> _Stated goal_: Transcribe all of the material exactly. Any picture in it should be left out.

(Records from a collection of figures)

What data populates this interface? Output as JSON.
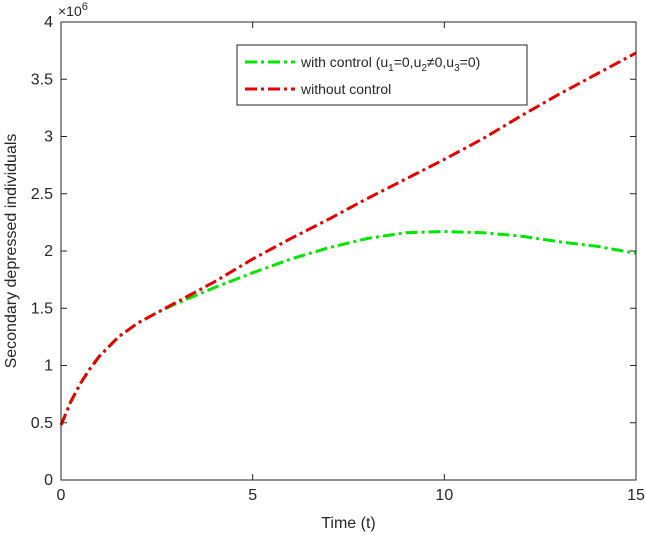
{
  "chart_data": {
    "type": "line",
    "title": "",
    "xlabel": "Time (t)",
    "ylabel": "Secondary depressed individuals",
    "xlim": [
      0,
      15
    ],
    "ylim": [
      0,
      4
    ],
    "y_exponent_label": {
      "base": "×10",
      "exp": "6"
    },
    "x_ticks": [
      0,
      5,
      10,
      15
    ],
    "x_tick_labels": [
      "0",
      "5",
      "10",
      "15"
    ],
    "y_ticks": [
      0,
      0.5,
      1,
      1.5,
      2,
      2.5,
      3,
      3.5,
      4
    ],
    "y_tick_labels": [
      "0",
      "0.5",
      "1",
      "1.5",
      "2",
      "2.5",
      "3",
      "3.5",
      "4"
    ],
    "grid": false,
    "legend_position": "top-right",
    "series": [
      {
        "key": "with_control",
        "name_parts": [
          {
            "t": "with control (u",
            "sub": false
          },
          {
            "t": "1",
            "sub": true
          },
          {
            "t": "=0,u",
            "sub": false
          },
          {
            "t": "2",
            "sub": true
          },
          {
            "t": "≠0,u",
            "sub": false
          },
          {
            "t": "3",
            "sub": true
          },
          {
            "t": "=0)",
            "sub": false
          }
        ],
        "color": "#00e600",
        "style": "dash-dot",
        "x": [
          0,
          0.25,
          0.5,
          0.75,
          1,
          1.5,
          2,
          2.5,
          3,
          3.5,
          4,
          5,
          6,
          7,
          8,
          9,
          10,
          11,
          12,
          13,
          14,
          15
        ],
        "y": [
          0.48,
          0.68,
          0.84,
          0.97,
          1.08,
          1.25,
          1.37,
          1.46,
          1.54,
          1.61,
          1.68,
          1.81,
          1.93,
          2.03,
          2.11,
          2.16,
          2.17,
          2.16,
          2.13,
          2.08,
          2.04,
          1.98
        ]
      },
      {
        "key": "without_control",
        "name": "without control",
        "color": "#e60000",
        "style": "dash-dot",
        "x": [
          0,
          0.25,
          0.5,
          0.75,
          1,
          1.5,
          2,
          2.5,
          3,
          3.5,
          4,
          5,
          6,
          7,
          8,
          9,
          10,
          11,
          12,
          13,
          14,
          15
        ],
        "y": [
          0.48,
          0.68,
          0.84,
          0.97,
          1.08,
          1.25,
          1.37,
          1.46,
          1.55,
          1.64,
          1.73,
          1.93,
          2.11,
          2.28,
          2.46,
          2.63,
          2.8,
          2.98,
          3.18,
          3.37,
          3.55,
          3.73
        ]
      }
    ]
  }
}
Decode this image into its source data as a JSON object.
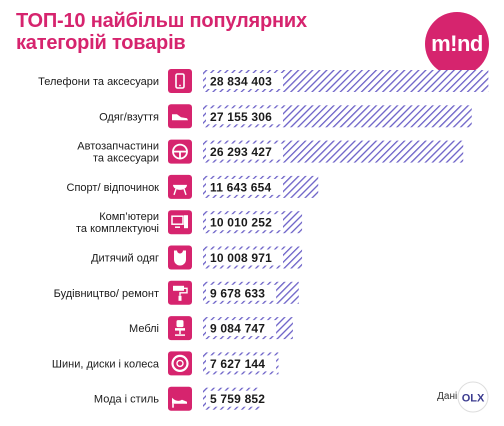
{
  "title_line1": "ТОП-10 найбільш популярних",
  "title_line2": "категорій товарів",
  "logo_text": "m!nd",
  "source_label": "Дані:",
  "source_logo_text": "OLX",
  "colors": {
    "title": "#d6246e",
    "accent": "#d6246e",
    "bar_hatch": "#6a5fc7",
    "text": "#1a1a1a"
  },
  "chart_data": {
    "type": "bar",
    "orientation": "horizontal",
    "xlim": [
      0,
      29000000
    ],
    "grid": false,
    "categories": [
      "Телефони та аксесуари",
      "Одяг/взуття",
      "Автозапчастини та аксесуари",
      "Спорт/ відпочинок",
      "Комп'ютери та комплектуючі",
      "Дитячий одяг",
      "Будівництво/ ремонт",
      "Меблі",
      "Шини, диски і колеса",
      "Мода і стиль"
    ],
    "labels_lines": [
      [
        "Телефони та аксесуари"
      ],
      [
        "Одяг/взуття"
      ],
      [
        "Автозапчастини",
        "та аксесуари"
      ],
      [
        "Спорт/ відпочинок"
      ],
      [
        "Комп’ютери",
        "та комплектуючі"
      ],
      [
        "Дитячий одяг"
      ],
      [
        "Будівництво/ ремонт"
      ],
      [
        "Меблі"
      ],
      [
        "Шини, диски і колеса"
      ],
      [
        "Мода і стиль"
      ]
    ],
    "values": [
      28834403,
      27155306,
      26293427,
      11643654,
      10010252,
      10008971,
      9678633,
      9084747,
      7627144,
      5759852
    ],
    "value_labels": [
      "28 834 403",
      "27 155 306",
      "26 293 427",
      "11 643 654",
      "10 010 252",
      "10 008 971",
      "9 678 633",
      "9 084 747",
      "7 627 144",
      "5 759 852"
    ],
    "icons": [
      "phone-icon",
      "sneaker-icon",
      "steering-wheel-icon",
      "grill-icon",
      "computer-icon",
      "baby-bib-icon",
      "paint-roller-icon",
      "office-chair-icon",
      "tire-icon",
      "high-heel-icon"
    ]
  }
}
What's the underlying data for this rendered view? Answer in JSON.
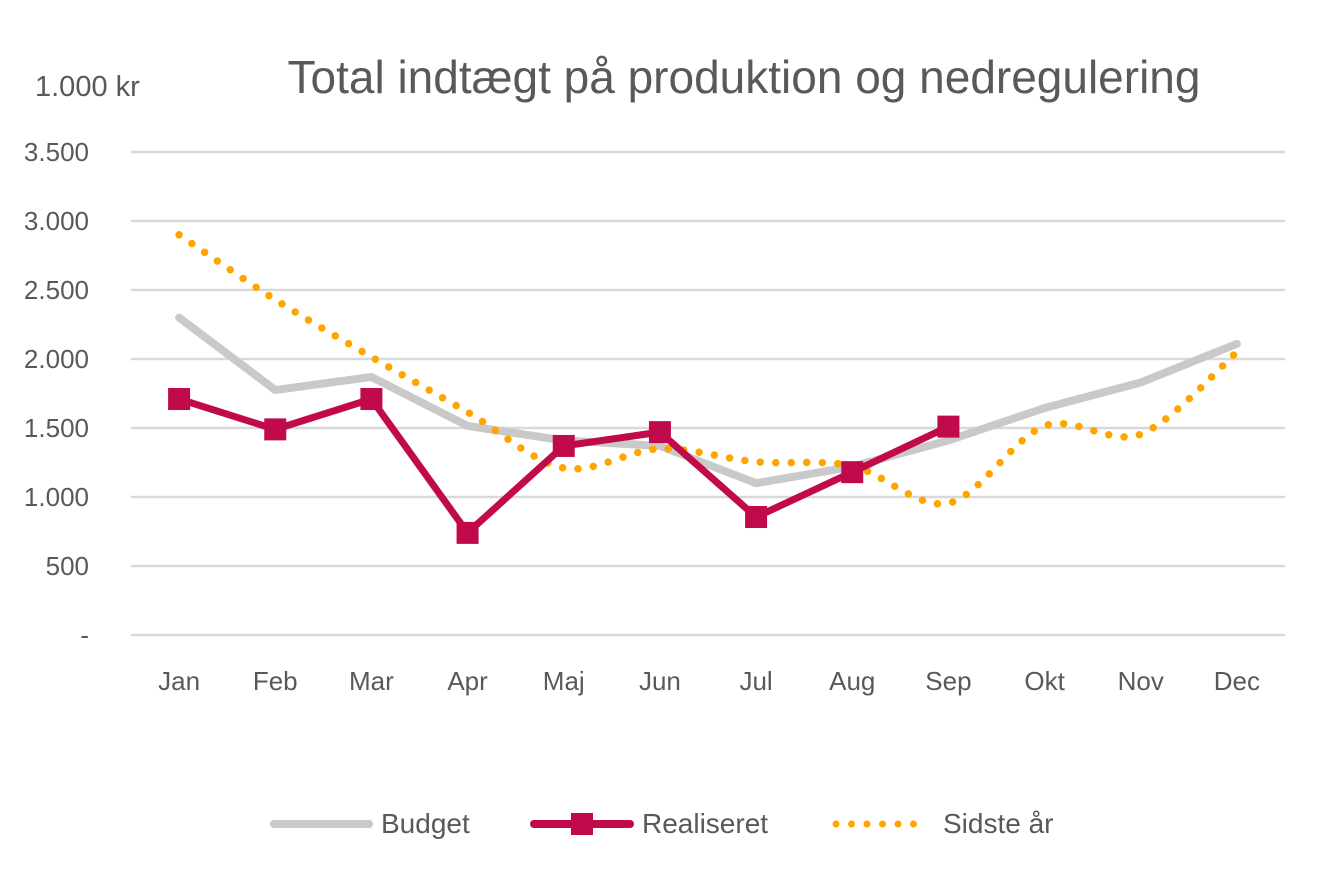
{
  "chart_data": {
    "type": "line",
    "title": "Total indtægt på produktion og nedregulering",
    "ylabel": "1.000 kr",
    "xlabel": "",
    "categories": [
      "Jan",
      "Feb",
      "Mar",
      "Apr",
      "Maj",
      "Jun",
      "Jul",
      "Aug",
      "Sep",
      "Okt",
      "Nov",
      "Dec"
    ],
    "ylim": [
      0,
      3500
    ],
    "yticks": [
      0,
      500,
      1000,
      1500,
      2000,
      2500,
      3000,
      3500
    ],
    "ytick_labels": [
      "-",
      "500",
      "1.000",
      "1.500",
      "2.000",
      "2.500",
      "3.000",
      "3.500"
    ],
    "grid": true,
    "legend_position": "bottom",
    "series": [
      {
        "name": "Budget",
        "color": "#c9c9c9",
        "style": "solid",
        "marker": "none",
        "values": [
          2300,
          1775,
          1870,
          1515,
          1410,
          1370,
          1100,
          1220,
          1410,
          1645,
          1830,
          2110
        ]
      },
      {
        "name": "Realiseret",
        "color": "#c00a4b",
        "style": "solid",
        "marker": "square",
        "values": [
          1710,
          1490,
          1710,
          740,
          1370,
          1470,
          855,
          1180,
          1510,
          null,
          null,
          null
        ]
      },
      {
        "name": "Sidste år",
        "color": "#ffa500",
        "style": "dotted",
        "marker": "none",
        "smooth": true,
        "values": [
          2900,
          2430,
          2015,
          1615,
          1210,
          1350,
          1255,
          1225,
          955,
          1515,
          1455,
          2050
        ]
      }
    ]
  }
}
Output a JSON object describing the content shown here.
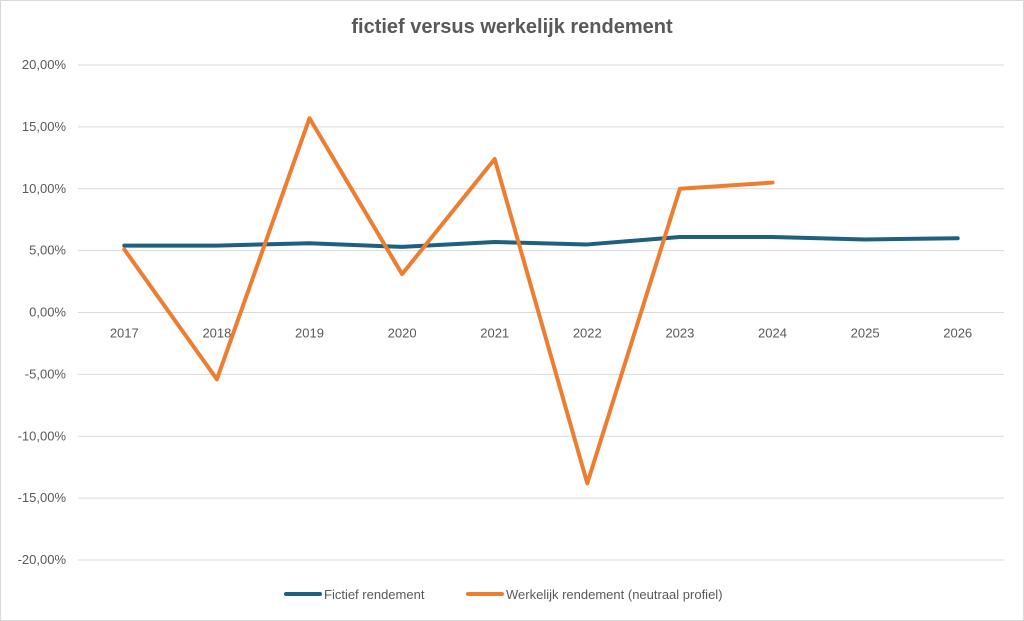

> _Expected output_:
What data populates this interface? Output as JSON.
{
  "chart_data": {
    "type": "line",
    "title": "",
    "xlabel": "Time (t)",
    "ylabel": "Secondary depressed individuals",
    "xlim": [
      0,
      15
    ],
    "ylim": [
      0,
      4
    ],
    "y_exponent_label": {
      "base": "×10",
      "exp": "6"
    },
    "x_ticks": [
      0,
      5,
      10,
      15
    ],
    "x_tick_labels": [
      "0",
      "5",
      "10",
      "15"
    ],
    "y_ticks": [
      0,
      0.5,
      1,
      1.5,
      2,
      2.5,
      3,
      3.5,
      4
    ],
    "y_tick_labels": [
      "0",
      "0.5",
      "1",
      "1.5",
      "2",
      "2.5",
      "3",
      "3.5",
      "4"
    ],
    "grid": false,
    "legend_position": "top-right",
    "series": [
      {
        "key": "with_control",
        "name_parts": [
          {
            "t": "with control (u",
            "sub": false
          },
          {
            "t": "1",
            "sub": true
          },
          {
            "t": "=0,u",
            "sub": false
          },
          {
            "t": "2",
            "sub": true
          },
          {
            "t": "≠0,u",
            "sub": false
          },
          {
            "t": "3",
            "sub": true
          },
          {
            "t": "=0)",
            "sub": false
          }
        ],
        "color": "#00e600",
        "style": "dash-dot",
        "x": [
          0,
          0.25,
          0.5,
          0.75,
          1,
          1.5,
          2,
          2.5,
          3,
          3.5,
          4,
          5,
          6,
          7,
          8,
          9,
          10,
          11,
          12,
          13,
          14,
          15
        ],
        "y": [
          0.48,
          0.68,
          0.84,
          0.97,
          1.08,
          1.25,
          1.37,
          1.46,
          1.54,
          1.61,
          1.68,
          1.81,
          1.93,
          2.03,
          2.11,
          2.16,
          2.17,
          2.16,
          2.13,
          2.08,
          2.04,
          1.98
        ]
      },
      {
        "key": "without_control",
        "name": "without control",
        "color": "#e60000",
        "style": "dash-dot",
        "x": [
          0,
          0.25,
          0.5,
          0.75,
          1,
          1.5,
          2,
          2.5,
          3,
          3.5,
          4,
          5,
          6,
          7,
          8,
          9,
          10,
          11,
          12,
          13,
          14,
          15
        ],
        "y": [
          0.48,
          0.68,
          0.84,
          0.97,
          1.08,
          1.25,
          1.37,
          1.46,
          1.55,
          1.64,
          1.73,
          1.93,
          2.11,
          2.28,
          2.46,
          2.63,
          2.8,
          2.98,
          3.18,
          3.37,
          3.55,
          3.73
        ]
      }
    ]
  }
}
Decode this image into its source data as a JSON object.
{
  "title_line1": "ТОП-10 найбільш популярних",
  "title_line2": "категорій товарів",
  "logo_text": "m!nd",
  "source_label": "Дані:",
  "source_logo_text": "OLX",
  "colors": {
    "title": "#d6246e",
    "accent": "#d6246e",
    "bar_hatch": "#6a5fc7",
    "text": "#1a1a1a"
  },
  "chart_data": {
    "type": "bar",
    "orientation": "horizontal",
    "xlim": [
      0,
      29000000
    ],
    "grid": false,
    "categories": [
      "Телефони та аксесуари",
      "Одяг/взуття",
      "Автозапчастини та аксесуари",
      "Спорт/ відпочинок",
      "Комп'ютери та комплектуючі",
      "Дитячий одяг",
      "Будівництво/ ремонт",
      "Меблі",
      "Шини, диски і колеса",
      "Мода і стиль"
    ],
    "labels_lines": [
      [
        "Телефони та аксесуари"
      ],
      [
        "Одяг/взуття"
      ],
      [
        "Автозапчастини",
        "та аксесуари"
      ],
      [
        "Спорт/ відпочинок"
      ],
      [
        "Комп’ютери",
        "та комплектуючі"
      ],
      [
        "Дитячий одяг"
      ],
      [
        "Будівництво/ ремонт"
      ],
      [
        "Меблі"
      ],
      [
        "Шини, диски і колеса"
      ],
      [
        "Мода і стиль"
      ]
    ],
    "values": [
      28834403,
      27155306,
      26293427,
      11643654,
      10010252,
      10008971,
      9678633,
      9084747,
      7627144,
      5759852
    ],
    "value_labels": [
      "28 834 403",
      "27 155 306",
      "26 293 427",
      "11 643 654",
      "10 010 252",
      "10 008 971",
      "9 678 633",
      "9 084 747",
      "7 627 144",
      "5 759 852"
    ],
    "icons": [
      "phone-icon",
      "sneaker-icon",
      "steering-wheel-icon",
      "grill-icon",
      "computer-icon",
      "baby-bib-icon",
      "paint-roller-icon",
      "office-chair-icon",
      "tire-icon",
      "high-heel-icon"
    ]
  }
}
What's the underlying data for this rendered view? Answer in JSON.
{
  "chart_data": {
    "type": "line",
    "title": "Total indtægt på produktion og nedregulering",
    "ylabel": "1.000 kr",
    "xlabel": "",
    "categories": [
      "Jan",
      "Feb",
      "Mar",
      "Apr",
      "Maj",
      "Jun",
      "Jul",
      "Aug",
      "Sep",
      "Okt",
      "Nov",
      "Dec"
    ],
    "ylim": [
      0,
      3500
    ],
    "yticks": [
      0,
      500,
      1000,
      1500,
      2000,
      2500,
      3000,
      3500
    ],
    "ytick_labels": [
      "-",
      "500",
      "1.000",
      "1.500",
      "2.000",
      "2.500",
      "3.000",
      "3.500"
    ],
    "grid": true,
    "legend_position": "bottom",
    "series": [
      {
        "name": "Budget",
        "color": "#c9c9c9",
        "style": "solid",
        "marker": "none",
        "values": [
          2300,
          1775,
          1870,
          1515,
          1410,
          1370,
          1100,
          1220,
          1410,
          1645,
          1830,
          2110
        ]
      },
      {
        "name": "Realiseret",
        "color": "#c00a4b",
        "style": "solid",
        "marker": "square",
        "values": [
          1710,
          1490,
          1710,
          740,
          1370,
          1470,
          855,
          1180,
          1510,
          null,
          null,
          null
        ]
      },
      {
        "name": "Sidste år",
        "color": "#ffa500",
        "style": "dotted",
        "marker": "none",
        "smooth": true,
        "values": [
          2900,
          2430,
          2015,
          1615,
          1210,
          1350,
          1255,
          1225,
          955,
          1515,
          1455,
          2050
        ]
      }
    ]
  }
}
Output a JSON object describing the content shown here.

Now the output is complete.